WHAT IS EXPECTED: Extract and list every line that contains the word "caption".
## begin LISTING
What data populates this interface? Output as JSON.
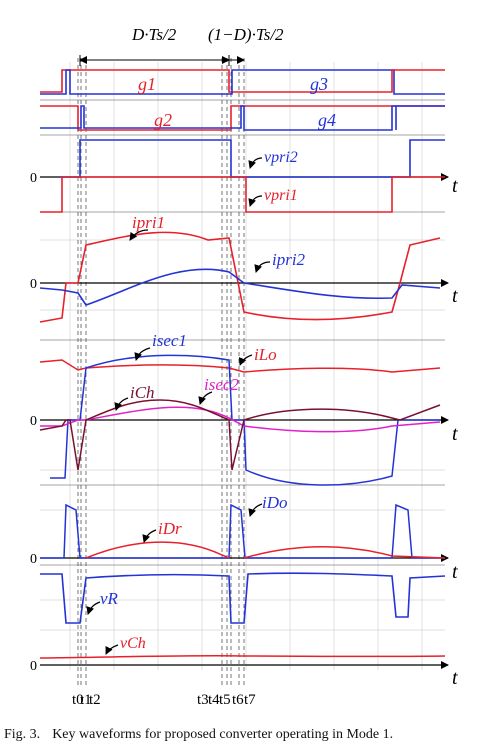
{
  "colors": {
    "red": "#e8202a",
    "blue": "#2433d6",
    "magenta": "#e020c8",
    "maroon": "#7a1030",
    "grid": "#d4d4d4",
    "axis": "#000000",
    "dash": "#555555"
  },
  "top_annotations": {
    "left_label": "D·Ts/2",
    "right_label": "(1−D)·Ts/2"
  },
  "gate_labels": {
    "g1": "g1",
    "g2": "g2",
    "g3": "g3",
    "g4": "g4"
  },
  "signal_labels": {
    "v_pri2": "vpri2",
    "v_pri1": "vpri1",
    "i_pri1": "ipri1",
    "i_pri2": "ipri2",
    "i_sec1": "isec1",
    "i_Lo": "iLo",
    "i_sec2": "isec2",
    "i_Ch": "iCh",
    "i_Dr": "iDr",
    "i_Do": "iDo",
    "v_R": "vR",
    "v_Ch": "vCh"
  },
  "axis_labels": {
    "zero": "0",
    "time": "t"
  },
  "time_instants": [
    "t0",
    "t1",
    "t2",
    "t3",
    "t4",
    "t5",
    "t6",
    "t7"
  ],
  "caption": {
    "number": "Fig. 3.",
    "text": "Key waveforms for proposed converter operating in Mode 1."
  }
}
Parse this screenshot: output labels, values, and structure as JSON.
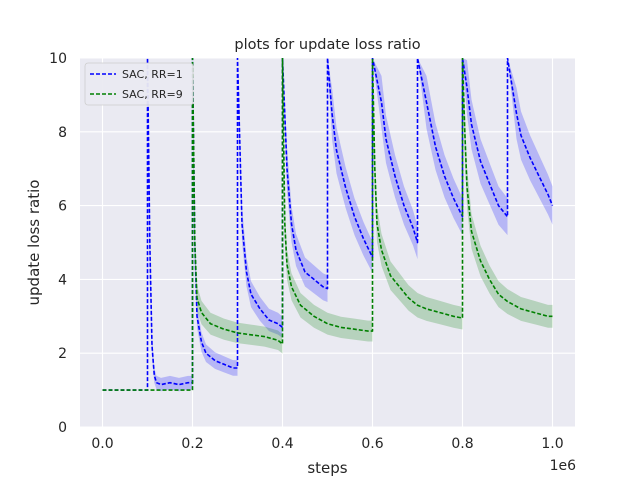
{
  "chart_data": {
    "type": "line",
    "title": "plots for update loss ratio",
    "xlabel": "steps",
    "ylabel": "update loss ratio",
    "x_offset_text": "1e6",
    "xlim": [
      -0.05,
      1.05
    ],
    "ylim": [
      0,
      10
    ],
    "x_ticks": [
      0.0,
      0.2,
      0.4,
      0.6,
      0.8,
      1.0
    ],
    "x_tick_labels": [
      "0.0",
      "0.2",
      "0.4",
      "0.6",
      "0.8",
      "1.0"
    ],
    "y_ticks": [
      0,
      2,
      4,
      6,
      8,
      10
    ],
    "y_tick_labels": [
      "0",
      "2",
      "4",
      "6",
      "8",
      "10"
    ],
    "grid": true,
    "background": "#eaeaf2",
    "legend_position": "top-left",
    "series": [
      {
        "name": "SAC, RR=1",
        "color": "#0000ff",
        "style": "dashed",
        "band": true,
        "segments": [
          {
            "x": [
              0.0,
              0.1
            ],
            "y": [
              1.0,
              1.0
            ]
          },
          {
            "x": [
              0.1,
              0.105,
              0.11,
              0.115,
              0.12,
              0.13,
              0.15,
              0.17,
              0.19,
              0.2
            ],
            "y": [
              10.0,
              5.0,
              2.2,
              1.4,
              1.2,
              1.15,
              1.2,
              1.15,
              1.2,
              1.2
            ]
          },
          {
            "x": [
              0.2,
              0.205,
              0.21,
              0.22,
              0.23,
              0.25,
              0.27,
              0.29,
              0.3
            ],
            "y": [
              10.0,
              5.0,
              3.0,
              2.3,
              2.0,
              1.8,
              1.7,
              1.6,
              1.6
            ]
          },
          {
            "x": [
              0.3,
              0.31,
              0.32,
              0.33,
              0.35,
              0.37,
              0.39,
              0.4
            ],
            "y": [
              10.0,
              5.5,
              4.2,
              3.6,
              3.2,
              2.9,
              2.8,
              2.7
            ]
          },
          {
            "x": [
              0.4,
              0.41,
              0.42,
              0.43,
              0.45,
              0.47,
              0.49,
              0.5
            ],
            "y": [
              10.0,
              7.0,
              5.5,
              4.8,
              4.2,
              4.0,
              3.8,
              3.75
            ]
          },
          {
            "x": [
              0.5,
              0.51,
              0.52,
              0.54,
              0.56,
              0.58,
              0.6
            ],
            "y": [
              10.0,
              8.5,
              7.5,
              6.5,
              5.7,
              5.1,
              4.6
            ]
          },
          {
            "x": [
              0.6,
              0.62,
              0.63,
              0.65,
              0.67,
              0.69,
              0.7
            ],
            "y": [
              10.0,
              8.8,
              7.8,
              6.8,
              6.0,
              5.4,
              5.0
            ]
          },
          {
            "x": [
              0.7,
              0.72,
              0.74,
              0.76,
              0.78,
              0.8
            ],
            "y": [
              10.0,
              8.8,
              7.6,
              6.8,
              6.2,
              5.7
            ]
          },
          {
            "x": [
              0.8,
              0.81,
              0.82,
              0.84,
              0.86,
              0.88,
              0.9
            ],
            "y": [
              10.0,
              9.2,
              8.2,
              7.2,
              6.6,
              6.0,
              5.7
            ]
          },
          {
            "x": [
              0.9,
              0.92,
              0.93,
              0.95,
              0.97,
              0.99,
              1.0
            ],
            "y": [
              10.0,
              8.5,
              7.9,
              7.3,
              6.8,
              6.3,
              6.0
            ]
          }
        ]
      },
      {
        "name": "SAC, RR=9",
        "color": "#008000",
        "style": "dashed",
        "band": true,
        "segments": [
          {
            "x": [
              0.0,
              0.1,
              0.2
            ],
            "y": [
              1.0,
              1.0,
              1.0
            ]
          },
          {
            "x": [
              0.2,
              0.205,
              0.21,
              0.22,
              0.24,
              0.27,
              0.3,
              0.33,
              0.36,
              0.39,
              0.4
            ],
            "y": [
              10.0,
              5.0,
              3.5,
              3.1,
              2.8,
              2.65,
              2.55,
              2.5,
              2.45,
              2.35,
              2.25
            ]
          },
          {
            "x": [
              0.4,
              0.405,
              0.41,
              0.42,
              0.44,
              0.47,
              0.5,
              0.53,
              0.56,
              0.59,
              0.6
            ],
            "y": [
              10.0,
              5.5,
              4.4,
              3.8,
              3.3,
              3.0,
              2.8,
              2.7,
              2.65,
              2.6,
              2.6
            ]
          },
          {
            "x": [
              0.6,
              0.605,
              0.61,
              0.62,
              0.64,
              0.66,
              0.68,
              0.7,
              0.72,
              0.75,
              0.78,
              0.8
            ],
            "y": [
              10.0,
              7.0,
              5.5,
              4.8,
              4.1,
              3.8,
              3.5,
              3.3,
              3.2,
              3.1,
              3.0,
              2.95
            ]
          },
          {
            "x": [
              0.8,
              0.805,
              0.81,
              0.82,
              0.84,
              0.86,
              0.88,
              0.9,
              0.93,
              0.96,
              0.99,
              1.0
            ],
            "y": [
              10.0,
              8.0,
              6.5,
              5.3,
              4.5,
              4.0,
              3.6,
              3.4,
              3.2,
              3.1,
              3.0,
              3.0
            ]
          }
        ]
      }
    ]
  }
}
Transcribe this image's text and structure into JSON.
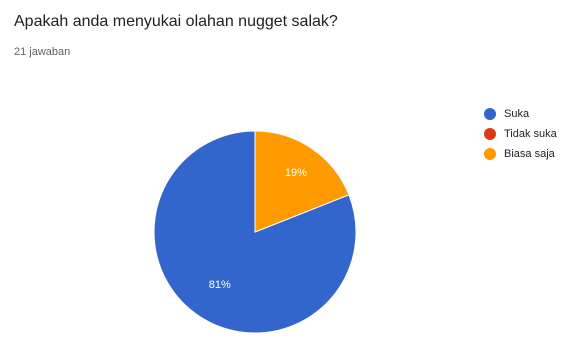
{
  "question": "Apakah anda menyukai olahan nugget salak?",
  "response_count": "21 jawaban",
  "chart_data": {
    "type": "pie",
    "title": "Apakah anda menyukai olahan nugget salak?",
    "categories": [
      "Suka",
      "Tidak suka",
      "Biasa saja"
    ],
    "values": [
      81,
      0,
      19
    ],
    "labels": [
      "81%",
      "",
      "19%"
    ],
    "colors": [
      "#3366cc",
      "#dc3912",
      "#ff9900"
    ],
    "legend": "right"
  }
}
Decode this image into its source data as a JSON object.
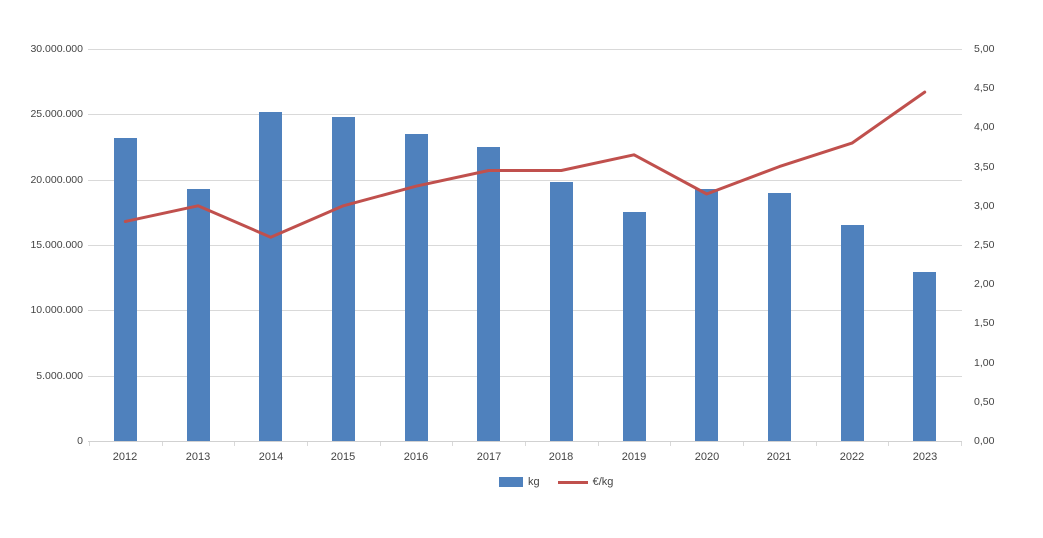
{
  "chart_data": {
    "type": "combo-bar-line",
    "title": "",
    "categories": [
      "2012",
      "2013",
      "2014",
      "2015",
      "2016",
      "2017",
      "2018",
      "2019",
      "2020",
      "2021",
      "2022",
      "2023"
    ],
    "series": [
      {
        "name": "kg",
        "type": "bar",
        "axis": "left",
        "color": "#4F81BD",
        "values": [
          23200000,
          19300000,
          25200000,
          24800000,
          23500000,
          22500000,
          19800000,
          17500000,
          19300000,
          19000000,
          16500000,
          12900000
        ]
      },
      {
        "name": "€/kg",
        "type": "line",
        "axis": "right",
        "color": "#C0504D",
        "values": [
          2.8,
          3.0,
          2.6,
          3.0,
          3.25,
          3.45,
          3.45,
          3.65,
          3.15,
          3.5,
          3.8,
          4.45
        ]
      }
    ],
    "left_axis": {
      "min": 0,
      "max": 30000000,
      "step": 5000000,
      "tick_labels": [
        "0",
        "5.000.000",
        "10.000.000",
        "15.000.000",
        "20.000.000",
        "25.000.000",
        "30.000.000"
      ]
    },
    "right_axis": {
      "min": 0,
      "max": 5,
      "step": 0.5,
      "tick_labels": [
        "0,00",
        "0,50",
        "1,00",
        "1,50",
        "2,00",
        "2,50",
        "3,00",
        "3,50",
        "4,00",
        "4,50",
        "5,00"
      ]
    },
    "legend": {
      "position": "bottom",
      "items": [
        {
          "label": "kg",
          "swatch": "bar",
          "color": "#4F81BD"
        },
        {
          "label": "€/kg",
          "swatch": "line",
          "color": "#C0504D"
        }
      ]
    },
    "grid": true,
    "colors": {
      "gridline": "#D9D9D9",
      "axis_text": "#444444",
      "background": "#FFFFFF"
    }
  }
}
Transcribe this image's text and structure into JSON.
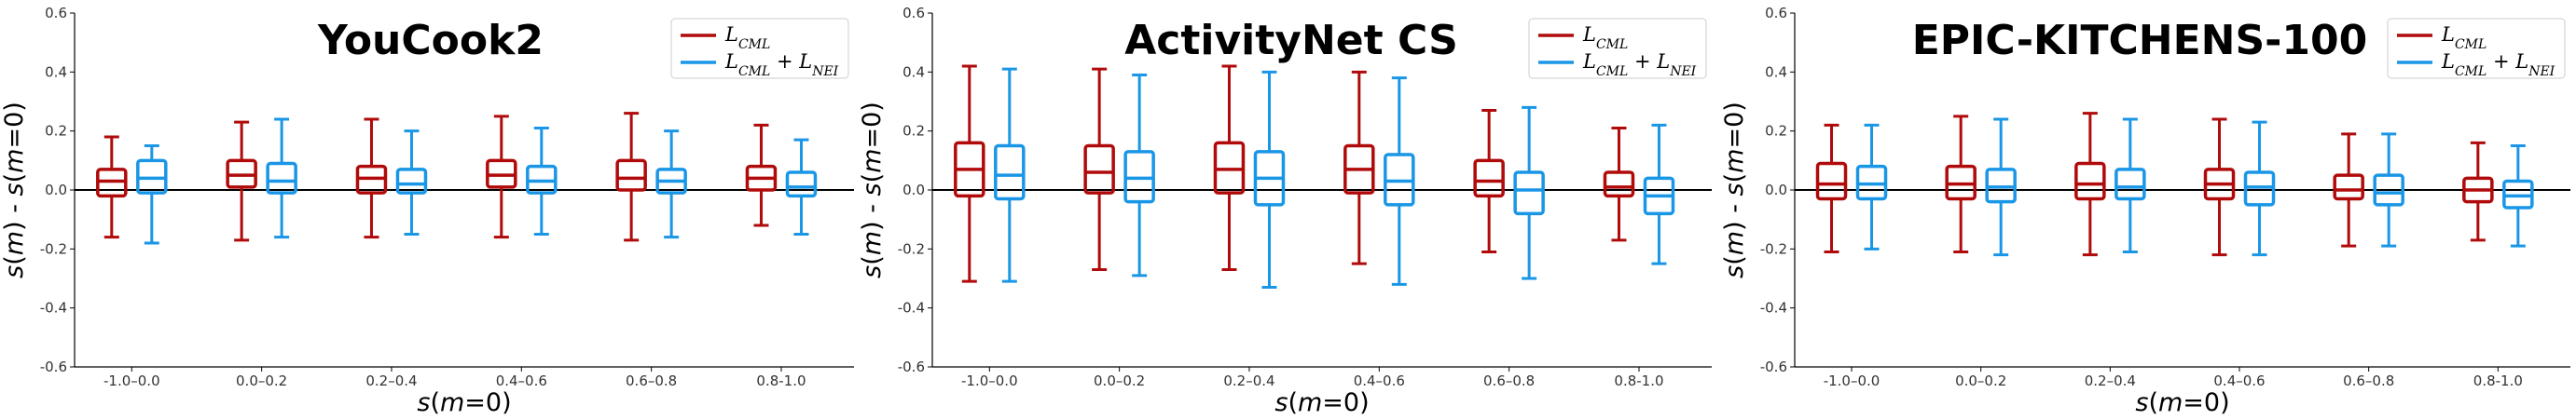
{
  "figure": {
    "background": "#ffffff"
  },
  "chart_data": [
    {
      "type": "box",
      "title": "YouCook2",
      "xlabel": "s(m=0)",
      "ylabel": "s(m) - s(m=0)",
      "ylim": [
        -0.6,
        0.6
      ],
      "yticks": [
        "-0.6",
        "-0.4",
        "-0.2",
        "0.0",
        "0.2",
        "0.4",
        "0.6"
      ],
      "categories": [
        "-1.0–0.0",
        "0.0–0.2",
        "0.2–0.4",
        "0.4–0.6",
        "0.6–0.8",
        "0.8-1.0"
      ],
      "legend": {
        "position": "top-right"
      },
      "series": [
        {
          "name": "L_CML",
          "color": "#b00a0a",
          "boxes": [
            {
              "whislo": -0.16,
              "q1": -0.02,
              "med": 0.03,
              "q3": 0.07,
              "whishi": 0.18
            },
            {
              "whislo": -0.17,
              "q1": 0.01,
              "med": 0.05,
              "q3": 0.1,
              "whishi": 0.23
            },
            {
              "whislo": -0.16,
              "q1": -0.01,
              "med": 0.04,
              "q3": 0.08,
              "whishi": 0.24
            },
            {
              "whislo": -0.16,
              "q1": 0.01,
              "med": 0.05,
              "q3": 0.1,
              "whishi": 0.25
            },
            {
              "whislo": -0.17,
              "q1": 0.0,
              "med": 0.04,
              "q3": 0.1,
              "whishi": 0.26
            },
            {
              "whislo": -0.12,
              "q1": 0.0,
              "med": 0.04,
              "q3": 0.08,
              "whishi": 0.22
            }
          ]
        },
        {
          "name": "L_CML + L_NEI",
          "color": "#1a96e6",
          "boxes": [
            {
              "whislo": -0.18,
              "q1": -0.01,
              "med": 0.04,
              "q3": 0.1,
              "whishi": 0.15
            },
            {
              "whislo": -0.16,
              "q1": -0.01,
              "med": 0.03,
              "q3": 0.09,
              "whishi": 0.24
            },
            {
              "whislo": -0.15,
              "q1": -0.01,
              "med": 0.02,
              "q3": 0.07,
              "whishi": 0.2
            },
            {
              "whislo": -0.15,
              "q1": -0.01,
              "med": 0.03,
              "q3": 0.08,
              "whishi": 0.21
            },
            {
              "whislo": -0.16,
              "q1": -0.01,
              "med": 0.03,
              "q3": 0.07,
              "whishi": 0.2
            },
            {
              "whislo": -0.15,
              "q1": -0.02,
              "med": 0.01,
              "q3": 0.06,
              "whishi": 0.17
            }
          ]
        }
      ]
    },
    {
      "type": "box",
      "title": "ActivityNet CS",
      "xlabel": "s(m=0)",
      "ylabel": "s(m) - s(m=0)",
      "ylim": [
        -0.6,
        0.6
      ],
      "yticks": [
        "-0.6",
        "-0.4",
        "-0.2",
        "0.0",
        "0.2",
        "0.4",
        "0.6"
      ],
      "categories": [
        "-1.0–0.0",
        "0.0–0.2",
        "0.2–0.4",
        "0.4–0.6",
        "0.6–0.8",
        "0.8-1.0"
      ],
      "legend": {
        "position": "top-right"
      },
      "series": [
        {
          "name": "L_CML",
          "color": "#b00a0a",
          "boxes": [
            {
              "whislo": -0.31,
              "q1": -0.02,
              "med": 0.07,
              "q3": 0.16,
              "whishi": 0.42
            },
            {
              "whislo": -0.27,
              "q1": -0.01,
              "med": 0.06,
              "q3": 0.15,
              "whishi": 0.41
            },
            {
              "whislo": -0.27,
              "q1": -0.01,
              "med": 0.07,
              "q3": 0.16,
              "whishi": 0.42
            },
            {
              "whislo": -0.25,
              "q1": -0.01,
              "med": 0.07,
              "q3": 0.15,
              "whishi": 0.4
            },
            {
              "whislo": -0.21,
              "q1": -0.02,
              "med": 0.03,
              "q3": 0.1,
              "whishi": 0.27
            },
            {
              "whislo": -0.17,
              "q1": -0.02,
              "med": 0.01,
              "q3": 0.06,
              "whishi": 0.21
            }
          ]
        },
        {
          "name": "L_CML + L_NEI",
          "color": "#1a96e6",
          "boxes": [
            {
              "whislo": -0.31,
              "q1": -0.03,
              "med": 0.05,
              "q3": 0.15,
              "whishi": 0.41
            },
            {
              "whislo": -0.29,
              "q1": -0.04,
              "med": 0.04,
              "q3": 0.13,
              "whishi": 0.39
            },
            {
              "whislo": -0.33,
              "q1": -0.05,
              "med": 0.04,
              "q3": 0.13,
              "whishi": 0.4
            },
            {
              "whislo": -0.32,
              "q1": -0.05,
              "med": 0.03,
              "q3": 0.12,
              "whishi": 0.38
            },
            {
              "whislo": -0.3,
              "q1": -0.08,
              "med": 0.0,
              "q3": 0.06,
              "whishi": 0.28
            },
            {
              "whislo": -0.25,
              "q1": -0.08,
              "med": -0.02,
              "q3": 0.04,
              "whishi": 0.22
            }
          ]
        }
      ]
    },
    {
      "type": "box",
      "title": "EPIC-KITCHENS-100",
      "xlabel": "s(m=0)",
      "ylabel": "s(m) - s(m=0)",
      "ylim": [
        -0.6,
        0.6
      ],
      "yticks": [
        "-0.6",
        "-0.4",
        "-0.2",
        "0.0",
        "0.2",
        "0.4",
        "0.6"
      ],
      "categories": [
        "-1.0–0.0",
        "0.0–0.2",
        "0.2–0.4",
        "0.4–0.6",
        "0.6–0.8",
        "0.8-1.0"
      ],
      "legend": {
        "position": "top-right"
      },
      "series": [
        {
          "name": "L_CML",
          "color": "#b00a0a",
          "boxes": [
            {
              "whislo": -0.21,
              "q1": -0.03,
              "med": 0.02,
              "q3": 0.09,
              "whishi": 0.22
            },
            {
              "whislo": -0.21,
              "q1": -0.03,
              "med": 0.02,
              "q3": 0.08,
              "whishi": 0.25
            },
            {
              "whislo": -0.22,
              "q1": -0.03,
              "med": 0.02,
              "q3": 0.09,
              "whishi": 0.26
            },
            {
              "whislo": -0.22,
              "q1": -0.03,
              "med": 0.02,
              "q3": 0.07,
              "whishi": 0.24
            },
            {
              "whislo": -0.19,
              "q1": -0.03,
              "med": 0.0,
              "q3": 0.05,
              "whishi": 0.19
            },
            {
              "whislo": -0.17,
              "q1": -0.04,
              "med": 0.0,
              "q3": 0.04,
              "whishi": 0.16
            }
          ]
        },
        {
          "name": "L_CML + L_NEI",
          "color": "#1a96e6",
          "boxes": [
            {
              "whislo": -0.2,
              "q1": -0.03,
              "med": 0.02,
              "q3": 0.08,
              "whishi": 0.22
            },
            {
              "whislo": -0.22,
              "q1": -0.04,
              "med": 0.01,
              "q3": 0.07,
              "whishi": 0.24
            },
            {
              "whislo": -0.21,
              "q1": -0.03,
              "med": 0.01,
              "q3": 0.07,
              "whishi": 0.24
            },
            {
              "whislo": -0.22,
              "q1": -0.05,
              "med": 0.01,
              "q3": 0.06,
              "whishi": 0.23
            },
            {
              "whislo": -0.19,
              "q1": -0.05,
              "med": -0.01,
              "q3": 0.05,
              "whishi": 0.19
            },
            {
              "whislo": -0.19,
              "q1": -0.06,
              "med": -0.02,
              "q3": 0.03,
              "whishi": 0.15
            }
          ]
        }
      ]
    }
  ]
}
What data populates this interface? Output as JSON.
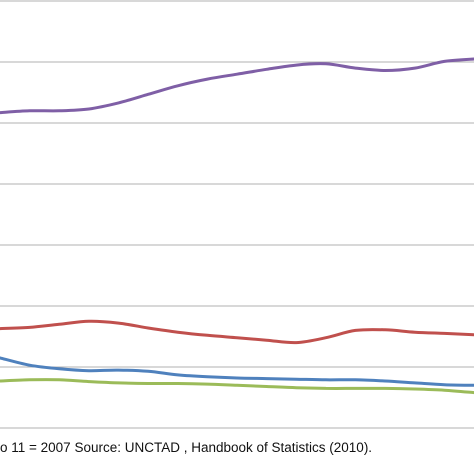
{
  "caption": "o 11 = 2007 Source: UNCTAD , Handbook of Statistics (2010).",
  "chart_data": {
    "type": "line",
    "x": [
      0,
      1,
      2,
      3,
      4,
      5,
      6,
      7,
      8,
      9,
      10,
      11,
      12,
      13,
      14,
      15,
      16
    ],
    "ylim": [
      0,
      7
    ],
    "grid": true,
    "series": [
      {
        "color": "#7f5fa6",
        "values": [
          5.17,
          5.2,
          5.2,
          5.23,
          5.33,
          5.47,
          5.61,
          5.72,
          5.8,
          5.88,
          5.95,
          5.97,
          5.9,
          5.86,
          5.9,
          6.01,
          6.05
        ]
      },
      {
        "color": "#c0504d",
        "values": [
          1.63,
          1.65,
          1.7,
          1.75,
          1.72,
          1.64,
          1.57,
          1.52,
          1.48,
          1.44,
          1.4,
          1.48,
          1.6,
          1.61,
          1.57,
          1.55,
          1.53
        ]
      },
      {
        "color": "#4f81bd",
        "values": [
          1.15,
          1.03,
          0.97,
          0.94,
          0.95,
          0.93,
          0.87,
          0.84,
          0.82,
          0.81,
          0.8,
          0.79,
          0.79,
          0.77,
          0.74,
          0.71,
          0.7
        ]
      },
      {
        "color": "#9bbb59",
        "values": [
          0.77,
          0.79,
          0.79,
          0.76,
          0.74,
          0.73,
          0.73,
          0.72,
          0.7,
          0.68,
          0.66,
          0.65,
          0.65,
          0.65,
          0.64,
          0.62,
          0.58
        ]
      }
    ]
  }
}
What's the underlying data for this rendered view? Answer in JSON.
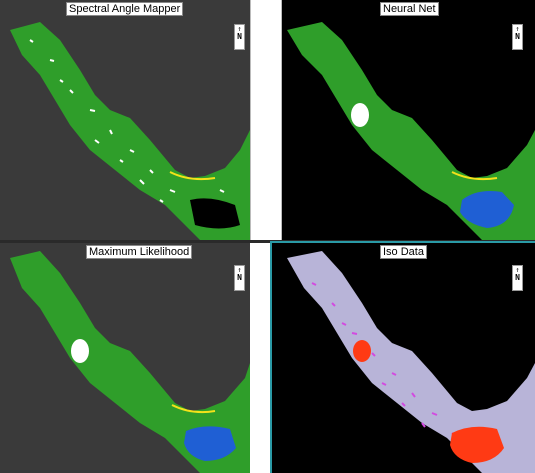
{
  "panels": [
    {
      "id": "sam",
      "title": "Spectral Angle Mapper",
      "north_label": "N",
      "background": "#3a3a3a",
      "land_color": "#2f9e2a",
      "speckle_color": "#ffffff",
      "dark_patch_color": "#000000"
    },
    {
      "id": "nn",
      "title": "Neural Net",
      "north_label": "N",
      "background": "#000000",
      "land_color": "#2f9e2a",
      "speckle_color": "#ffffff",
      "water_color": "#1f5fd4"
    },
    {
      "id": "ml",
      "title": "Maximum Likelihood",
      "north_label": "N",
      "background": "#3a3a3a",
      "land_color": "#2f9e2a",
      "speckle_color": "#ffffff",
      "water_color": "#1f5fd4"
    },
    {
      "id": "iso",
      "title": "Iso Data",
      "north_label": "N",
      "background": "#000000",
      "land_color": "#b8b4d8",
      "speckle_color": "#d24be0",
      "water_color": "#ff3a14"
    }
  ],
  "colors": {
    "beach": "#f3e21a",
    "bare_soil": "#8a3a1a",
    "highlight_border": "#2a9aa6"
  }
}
## end LISTING
TASK ANSWER:
  "caption": {
  "caption": "o 11 = 2007 Source: UNCTAD , Handbook of Statistics (2010).",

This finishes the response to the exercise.